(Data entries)
#####
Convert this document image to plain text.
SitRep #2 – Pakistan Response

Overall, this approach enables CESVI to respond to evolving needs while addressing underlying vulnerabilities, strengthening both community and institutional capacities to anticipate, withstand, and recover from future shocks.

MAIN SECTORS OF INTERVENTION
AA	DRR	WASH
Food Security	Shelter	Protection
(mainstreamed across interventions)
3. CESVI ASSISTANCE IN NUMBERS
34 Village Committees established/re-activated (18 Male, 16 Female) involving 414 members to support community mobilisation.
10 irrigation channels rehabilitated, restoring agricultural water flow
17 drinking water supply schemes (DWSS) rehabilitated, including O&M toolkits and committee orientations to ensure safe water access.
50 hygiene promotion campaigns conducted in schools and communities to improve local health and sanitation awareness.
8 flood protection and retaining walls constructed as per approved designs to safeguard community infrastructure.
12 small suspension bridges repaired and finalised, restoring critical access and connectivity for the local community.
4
#####
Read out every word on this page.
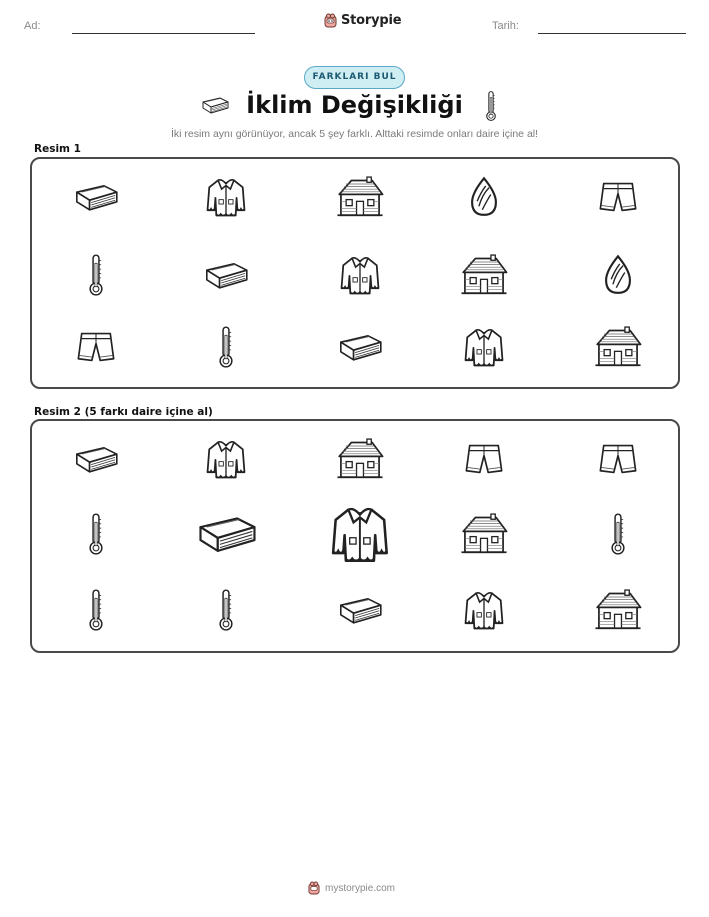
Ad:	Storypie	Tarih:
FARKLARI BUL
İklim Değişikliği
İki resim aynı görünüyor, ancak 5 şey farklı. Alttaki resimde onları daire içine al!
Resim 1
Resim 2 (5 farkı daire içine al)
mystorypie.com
#####
> [TASK BRIEF]: Extract, from the listing above, every line where the string "daire" occurs.

> [OUTPUT OF THE TASK]:
İki resim aynı görünüyor, ancak 5 şey farklı. Alttaki resimde onları daire içine al!
Resim 2 (5 farkı daire içine al)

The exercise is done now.